### Dataset items
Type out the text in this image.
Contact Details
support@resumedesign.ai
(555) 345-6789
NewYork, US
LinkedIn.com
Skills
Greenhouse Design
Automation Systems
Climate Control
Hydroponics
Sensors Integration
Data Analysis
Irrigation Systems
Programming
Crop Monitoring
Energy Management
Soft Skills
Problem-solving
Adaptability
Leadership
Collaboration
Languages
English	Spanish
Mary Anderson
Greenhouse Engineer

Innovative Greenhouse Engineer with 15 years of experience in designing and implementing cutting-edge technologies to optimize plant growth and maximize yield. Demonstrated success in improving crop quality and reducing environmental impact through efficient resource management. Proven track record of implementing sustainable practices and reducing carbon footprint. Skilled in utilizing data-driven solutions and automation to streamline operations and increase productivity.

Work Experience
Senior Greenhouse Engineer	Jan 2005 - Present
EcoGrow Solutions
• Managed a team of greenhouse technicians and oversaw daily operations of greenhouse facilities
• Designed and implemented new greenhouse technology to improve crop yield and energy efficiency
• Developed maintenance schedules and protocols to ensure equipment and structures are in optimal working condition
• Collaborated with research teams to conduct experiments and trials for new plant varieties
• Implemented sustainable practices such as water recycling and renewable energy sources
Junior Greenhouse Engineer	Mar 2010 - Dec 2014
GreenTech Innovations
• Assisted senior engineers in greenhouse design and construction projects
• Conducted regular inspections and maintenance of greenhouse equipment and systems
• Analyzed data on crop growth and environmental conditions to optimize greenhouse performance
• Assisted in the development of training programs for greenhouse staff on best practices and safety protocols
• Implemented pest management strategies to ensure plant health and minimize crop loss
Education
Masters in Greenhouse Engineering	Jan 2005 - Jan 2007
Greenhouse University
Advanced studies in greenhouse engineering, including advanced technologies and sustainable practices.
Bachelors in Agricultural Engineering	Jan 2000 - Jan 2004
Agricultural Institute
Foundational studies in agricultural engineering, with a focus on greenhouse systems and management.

### Set problem
Write down every line of the data exactly as it appears above.

### Full solution
Type out the text in this image.
Contact Details
support@resumedesign.ai
(555) 345-6789
NewYork, US
LinkedIn.com
Skills
Greenhouse Design
Automation Systems
Climate Control
Hydroponics
Sensors Integration
Data Analysis
Irrigation Systems
Programming
Crop Monitoring
Energy Management
Soft Skills
Problem-solving
Adaptability
Leadership
Collaboration
Languages
English	Spanish
Mary Anderson
Greenhouse Engineer

Innovative Greenhouse Engineer with 15 years of experience in designing and implementing cutting-edge technologies to optimize plant growth and maximize yield. Demonstrated success in improving crop quality and reducing environmental impact through efficient resource management. Proven track record of implementing sustainable practices and reducing carbon footprint. Skilled in utilizing data-driven solutions and automation to streamline operations and increase productivity.

Work Experience
Senior Greenhouse Engineer	Jan 2005 - Present
EcoGrow Solutions
• Managed a team of greenhouse technicians and oversaw daily operations of greenhouse facilities
• Designed and implemented new greenhouse technology to improve crop yield and energy efficiency
• Developed maintenance schedules and protocols to ensure equipment and structures are in optimal working condition
• Collaborated with research teams to conduct experiments and trials for new plant varieties
• Implemented sustainable practices such as water recycling and renewable energy sources
Junior Greenhouse Engineer	Mar 2010 - Dec 2014
GreenTech Innovations
• Assisted senior engineers in greenhouse design and construction projects
• Conducted regular inspections and maintenance of greenhouse equipment and systems
• Analyzed data on crop growth and environmental conditions to optimize greenhouse performance
• Assisted in the development of training programs for greenhouse staff on best practices and safety protocols
• Implemented pest management strategies to ensure plant health and minimize crop loss
Education
Masters in Greenhouse Engineering	Jan 2005 - Jan 2007
Greenhouse University
Advanced studies in greenhouse engineering, including advanced technologies and sustainable practices.
Bachelors in Agricultural Engineering	Jan 2000 - Jan 2004
Agricultural Institute
Foundational studies in agricultural engineering, with a focus on greenhouse systems and management.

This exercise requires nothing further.